(Saved entries)
◇ ◇ ◇ ◇ ◇

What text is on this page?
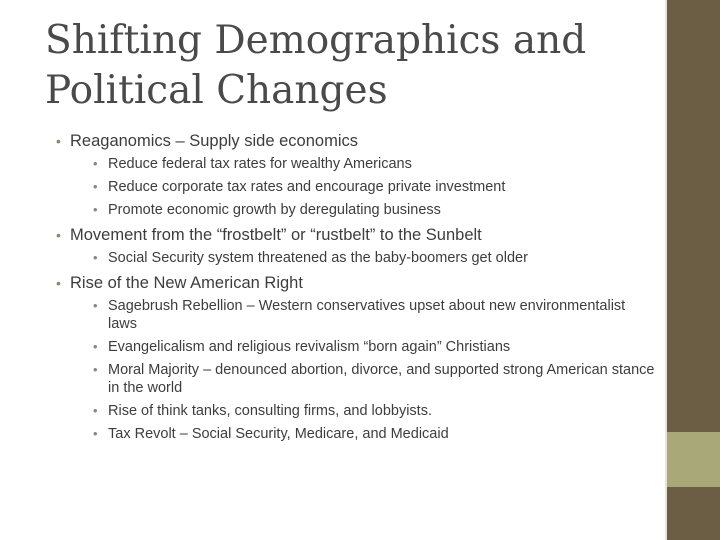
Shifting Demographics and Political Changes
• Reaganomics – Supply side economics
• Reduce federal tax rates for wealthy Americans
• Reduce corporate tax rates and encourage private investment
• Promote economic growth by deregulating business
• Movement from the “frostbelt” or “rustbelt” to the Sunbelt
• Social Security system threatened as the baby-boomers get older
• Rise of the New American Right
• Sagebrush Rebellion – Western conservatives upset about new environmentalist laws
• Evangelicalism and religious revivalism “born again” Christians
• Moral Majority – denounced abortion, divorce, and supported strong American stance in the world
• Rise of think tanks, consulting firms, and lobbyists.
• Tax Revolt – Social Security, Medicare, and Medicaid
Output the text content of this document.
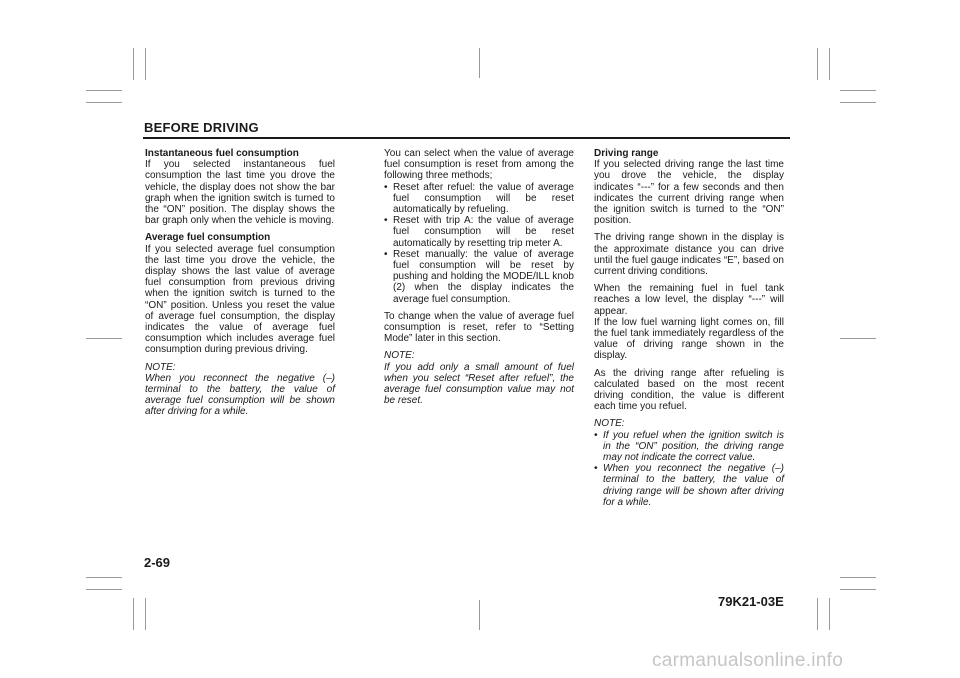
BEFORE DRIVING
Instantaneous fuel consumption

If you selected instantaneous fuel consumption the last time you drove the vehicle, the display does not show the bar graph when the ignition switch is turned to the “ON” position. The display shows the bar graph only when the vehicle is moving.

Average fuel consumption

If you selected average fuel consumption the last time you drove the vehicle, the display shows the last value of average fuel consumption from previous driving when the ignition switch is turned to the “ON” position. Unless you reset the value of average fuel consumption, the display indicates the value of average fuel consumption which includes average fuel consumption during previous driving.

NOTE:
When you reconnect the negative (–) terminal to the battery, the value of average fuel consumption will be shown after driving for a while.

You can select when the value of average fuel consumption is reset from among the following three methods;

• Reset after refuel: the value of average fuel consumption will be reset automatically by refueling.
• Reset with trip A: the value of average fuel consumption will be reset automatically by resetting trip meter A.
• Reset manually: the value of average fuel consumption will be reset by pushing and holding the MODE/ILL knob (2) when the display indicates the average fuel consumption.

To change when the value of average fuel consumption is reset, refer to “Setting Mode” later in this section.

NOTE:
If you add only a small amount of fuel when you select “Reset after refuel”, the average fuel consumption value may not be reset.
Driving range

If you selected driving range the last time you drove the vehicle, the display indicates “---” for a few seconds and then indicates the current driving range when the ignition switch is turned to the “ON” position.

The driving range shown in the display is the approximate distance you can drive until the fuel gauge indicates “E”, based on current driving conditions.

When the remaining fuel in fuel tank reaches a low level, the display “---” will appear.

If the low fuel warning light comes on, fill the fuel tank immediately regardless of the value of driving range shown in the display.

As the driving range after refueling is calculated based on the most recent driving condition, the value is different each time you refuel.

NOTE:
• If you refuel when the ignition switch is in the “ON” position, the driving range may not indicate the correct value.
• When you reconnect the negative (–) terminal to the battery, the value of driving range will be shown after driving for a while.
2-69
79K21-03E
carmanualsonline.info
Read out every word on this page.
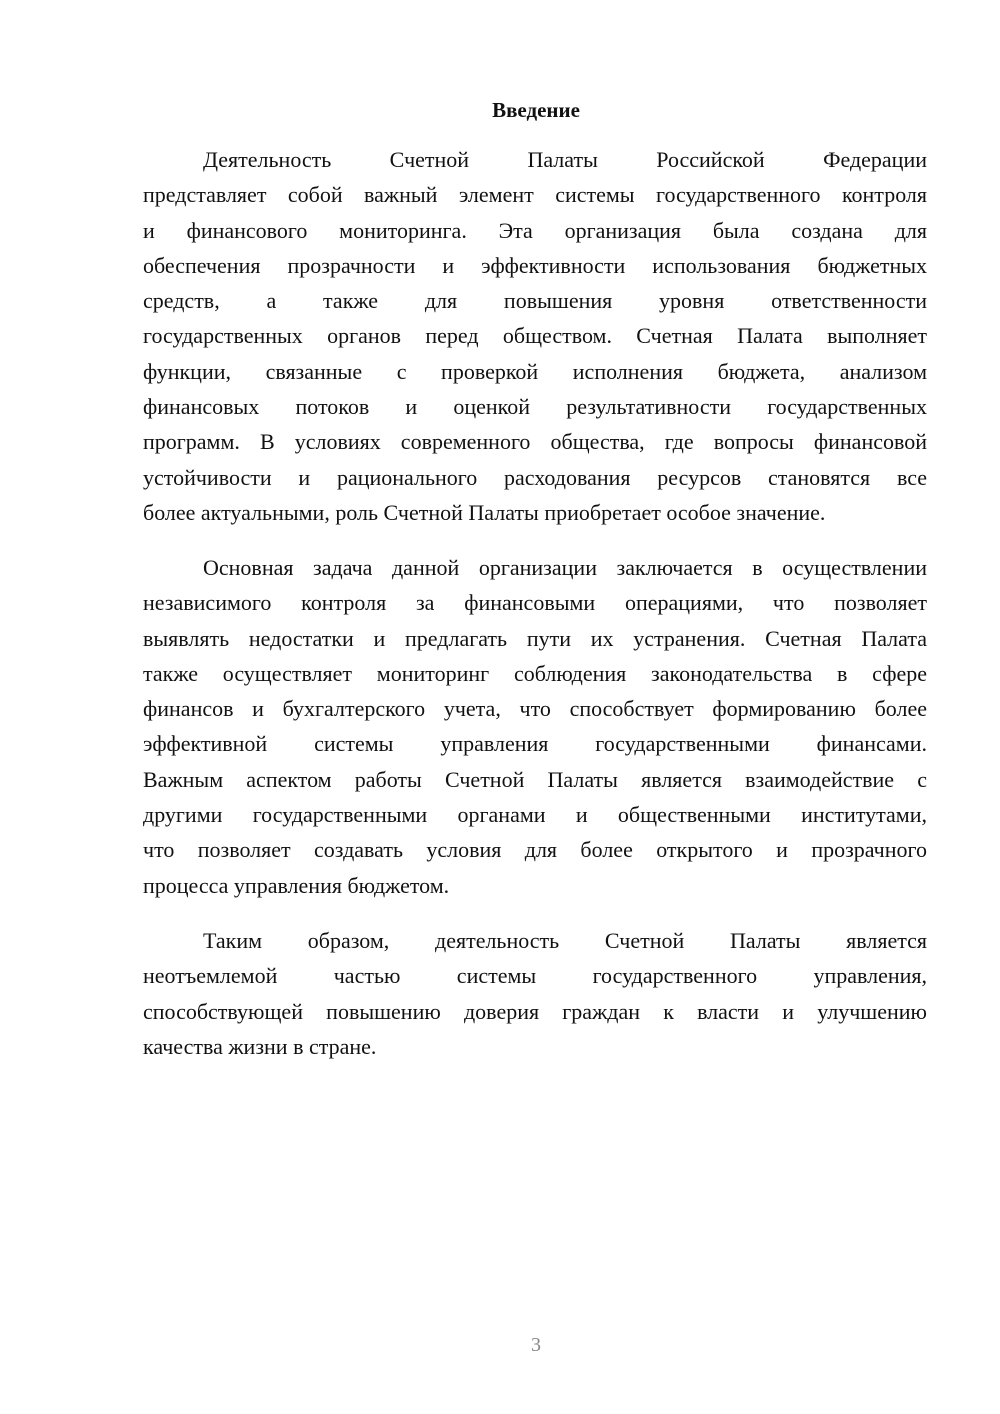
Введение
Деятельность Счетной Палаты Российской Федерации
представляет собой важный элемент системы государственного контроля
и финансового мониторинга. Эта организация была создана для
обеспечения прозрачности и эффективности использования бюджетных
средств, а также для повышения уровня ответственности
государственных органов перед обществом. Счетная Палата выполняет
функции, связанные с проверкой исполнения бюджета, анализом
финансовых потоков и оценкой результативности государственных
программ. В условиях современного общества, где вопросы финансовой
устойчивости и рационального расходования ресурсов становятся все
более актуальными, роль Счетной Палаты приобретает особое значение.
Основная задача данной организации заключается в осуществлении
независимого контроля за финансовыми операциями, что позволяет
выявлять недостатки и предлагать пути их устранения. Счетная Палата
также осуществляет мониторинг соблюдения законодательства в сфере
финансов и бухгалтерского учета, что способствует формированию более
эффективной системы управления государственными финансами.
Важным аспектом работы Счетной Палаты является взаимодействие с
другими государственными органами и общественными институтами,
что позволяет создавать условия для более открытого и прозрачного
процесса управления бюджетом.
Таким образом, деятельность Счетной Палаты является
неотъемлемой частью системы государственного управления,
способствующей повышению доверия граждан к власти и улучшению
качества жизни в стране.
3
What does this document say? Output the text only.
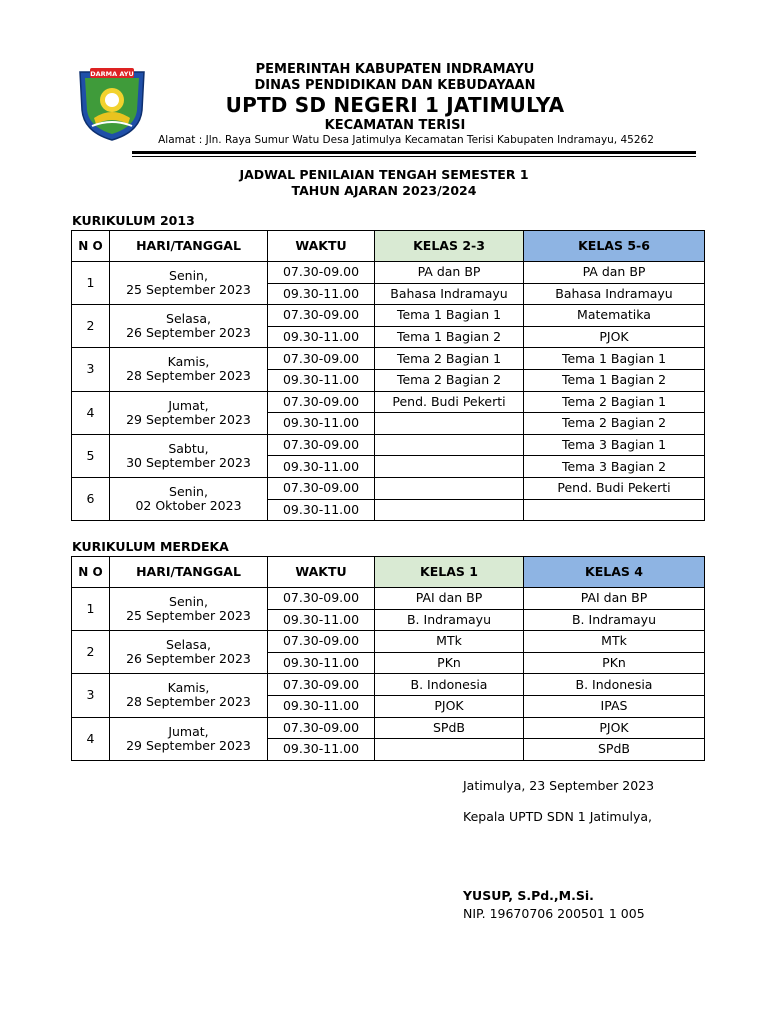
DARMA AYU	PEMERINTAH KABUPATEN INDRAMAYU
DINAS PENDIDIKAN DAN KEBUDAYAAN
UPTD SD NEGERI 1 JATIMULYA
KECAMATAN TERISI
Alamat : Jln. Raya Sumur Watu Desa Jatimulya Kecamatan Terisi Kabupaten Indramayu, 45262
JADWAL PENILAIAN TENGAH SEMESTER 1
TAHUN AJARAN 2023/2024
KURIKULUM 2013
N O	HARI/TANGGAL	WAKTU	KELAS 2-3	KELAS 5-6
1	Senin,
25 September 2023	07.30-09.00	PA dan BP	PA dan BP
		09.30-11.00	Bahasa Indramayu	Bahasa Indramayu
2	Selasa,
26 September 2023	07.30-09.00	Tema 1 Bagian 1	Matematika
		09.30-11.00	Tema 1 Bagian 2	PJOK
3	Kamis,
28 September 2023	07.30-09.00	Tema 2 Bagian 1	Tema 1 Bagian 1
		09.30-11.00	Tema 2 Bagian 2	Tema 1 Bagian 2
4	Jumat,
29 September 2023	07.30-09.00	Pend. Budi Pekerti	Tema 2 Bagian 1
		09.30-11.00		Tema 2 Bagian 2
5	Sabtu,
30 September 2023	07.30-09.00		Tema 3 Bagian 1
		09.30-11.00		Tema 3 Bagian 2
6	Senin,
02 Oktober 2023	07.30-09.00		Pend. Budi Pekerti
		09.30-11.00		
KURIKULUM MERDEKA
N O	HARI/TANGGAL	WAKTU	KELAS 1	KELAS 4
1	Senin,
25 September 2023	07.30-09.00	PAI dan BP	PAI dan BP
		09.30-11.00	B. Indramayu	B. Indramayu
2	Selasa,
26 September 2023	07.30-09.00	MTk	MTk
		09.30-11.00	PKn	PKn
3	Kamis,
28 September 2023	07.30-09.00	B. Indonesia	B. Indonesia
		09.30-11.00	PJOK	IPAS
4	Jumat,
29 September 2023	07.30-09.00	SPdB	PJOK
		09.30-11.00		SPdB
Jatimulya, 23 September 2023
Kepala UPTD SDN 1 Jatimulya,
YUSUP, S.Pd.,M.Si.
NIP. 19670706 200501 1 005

◇ ◇ ◇ ◇ ◇

§ Written exercise:
Please transcribe the material above exactly as written. Leave the pictures out.

§ Expected output:
What text is on this page?
Shifting Demographics and Political Changes
• Reaganomics – Supply side economics
• Reduce federal tax rates for wealthy Americans
• Reduce corporate tax rates and encourage private investment
• Promote economic growth by deregulating business
• Movement from the “frostbelt” or “rustbelt” to the Sunbelt
• Social Security system threatened as the baby-boomers get older
• Rise of the New American Right
• Sagebrush Rebellion – Western conservatives upset about new environmentalist laws
• Evangelicalism and religious revivalism “born again” Christians
• Moral Majority – denounced abortion, divorce, and supported strong American stance in the world
• Rise of think tanks, consulting firms, and lobbyists.
• Tax Revolt – Social Security, Medicare, and Medicaid
Output the text content of this document.
BEFORE DRIVING
Instantaneous fuel consumption

If you selected instantaneous fuel consumption the last time you drove the vehicle, the display does not show the bar graph when the ignition switch is turned to the “ON” position. The display shows the bar graph only when the vehicle is moving.

Average fuel consumption

If you selected average fuel consumption the last time you drove the vehicle, the display shows the last value of average fuel consumption from previous driving when the ignition switch is turned to the “ON” position. Unless you reset the value of average fuel consumption, the display indicates the value of average fuel consumption which includes average fuel consumption during previous driving.

NOTE:
When you reconnect the negative (–) terminal to the battery, the value of average fuel consumption will be shown after driving for a while.

You can select when the value of average fuel consumption is reset from among the following three methods;

• Reset after refuel: the value of average fuel consumption will be reset automatically by refueling.
• Reset with trip A: the value of average fuel consumption will be reset automatically by resetting trip meter A.
• Reset manually: the value of average fuel consumption will be reset by pushing and holding the MODE/ILL knob (2) when the display indicates the average fuel consumption.

To change when the value of average fuel consumption is reset, refer to “Setting Mode” later in this section.

NOTE:
If you add only a small amount of fuel when you select “Reset after refuel”, the average fuel consumption value may not be reset.
Driving range

If you selected driving range the last time you drove the vehicle, the display indicates “---” for a few seconds and then indicates the current driving range when the ignition switch is turned to the “ON” position.

The driving range shown in the display is the approximate distance you can drive until the fuel gauge indicates “E”, based on current driving conditions.

When the remaining fuel in fuel tank reaches a low level, the display “---” will appear.

If the low fuel warning light comes on, fill the fuel tank immediately regardless of the value of driving range shown in the display.

As the driving range after refueling is calculated based on the most recent driving condition, the value is different each time you refuel.

NOTE:
• If you refuel when the ignition switch is in the “ON” position, the driving range may not indicate the correct value.
• When you reconnect the negative (–) terminal to the battery, the value of driving range will be shown after driving for a while.
2-69
79K21-03E
carmanualsonline.info
Read out every word on this page.
Введение
Деятельность Счетной Палаты Российской Федерации
представляет собой важный элемент системы государственного контроля
и финансового мониторинга. Эта организация была создана для
обеспечения прозрачности и эффективности использования бюджетных
средств, а также для повышения уровня ответственности
государственных органов перед обществом. Счетная Палата выполняет
функции, связанные с проверкой исполнения бюджета, анализом
финансовых потоков и оценкой результативности государственных
программ. В условиях современного общества, где вопросы финансовой
устойчивости и рационального расходования ресурсов становятся все
более актуальными, роль Счетной Палаты приобретает особое значение.
Основная задача данной организации заключается в осуществлении
независимого контроля за финансовыми операциями, что позволяет
выявлять недостатки и предлагать пути их устранения. Счетная Палата
также осуществляет мониторинг соблюдения законодательства в сфере
финансов и бухгалтерского учета, что способствует формированию более
эффективной системы управления государственными финансами.
Важным аспектом работы Счетной Палаты является взаимодействие с
другими государственными органами и общественными институтами,
что позволяет создавать условия для более открытого и прозрачного
процесса управления бюджетом.
Таким образом, деятельность Счетной Палаты является
неотъемлемой частью системы государственного управления,
способствующей повышению доверия граждан к власти и улучшению
качества жизни в стране.
3
What does this document say? Output the text only.
DARMA AYU	PEMERINTAH KABUPATEN INDRAMAYU
DINAS PENDIDIKAN DAN KEBUDAYAAN
UPTD SD NEGERI 1 JATIMULYA
KECAMATAN TERISI
Alamat : Jln. Raya Sumur Watu Desa Jatimulya Kecamatan Terisi Kabupaten Indramayu, 45262
JADWAL PENILAIAN TENGAH SEMESTER 1
TAHUN AJARAN 2023/2024
KURIKULUM 2013
N O	HARI/TANGGAL	WAKTU	KELAS 2-3	KELAS 5-6
1	Senin,
25 September 2023	07.30-09.00	PA dan BP	PA dan BP
		09.30-11.00	Bahasa Indramayu	Bahasa Indramayu
2	Selasa,
26 September 2023	07.30-09.00	Tema 1 Bagian 1	Matematika
		09.30-11.00	Tema 1 Bagian 2	PJOK
3	Kamis,
28 September 2023	07.30-09.00	Tema 2 Bagian 1	Tema 1 Bagian 1
		09.30-11.00	Tema 2 Bagian 2	Tema 1 Bagian 2
4	Jumat,
29 September 2023	07.30-09.00	Pend. Budi Pekerti	Tema 2 Bagian 1
		09.30-11.00		Tema 2 Bagian 2
5	Sabtu,
30 September 2023	07.30-09.00		Tema 3 Bagian 1
		09.30-11.00		Tema 3 Bagian 2
6	Senin,
02 Oktober 2023	07.30-09.00		Pend. Budi Pekerti
		09.30-11.00		
KURIKULUM MERDEKA
N O	HARI/TANGGAL	WAKTU	KELAS 1	KELAS 4
1	Senin,
25 September 2023	07.30-09.00	PAI dan BP	PAI dan BP
		09.30-11.00	B. Indramayu	B. Indramayu
2	Selasa,
26 September 2023	07.30-09.00	MTk	MTk
		09.30-11.00	PKn	PKn
3	Kamis,
28 September 2023	07.30-09.00	B. Indonesia	B. Indonesia
		09.30-11.00	PJOK	IPAS
4	Jumat,
29 September 2023	07.30-09.00	SPdB	PJOK
		09.30-11.00		SPdB
Jatimulya, 23 September 2023
Kepala UPTD SDN 1 Jatimulya,
YUSUP, S.Pd.,M.Si.
NIP. 19670706 200501 1 005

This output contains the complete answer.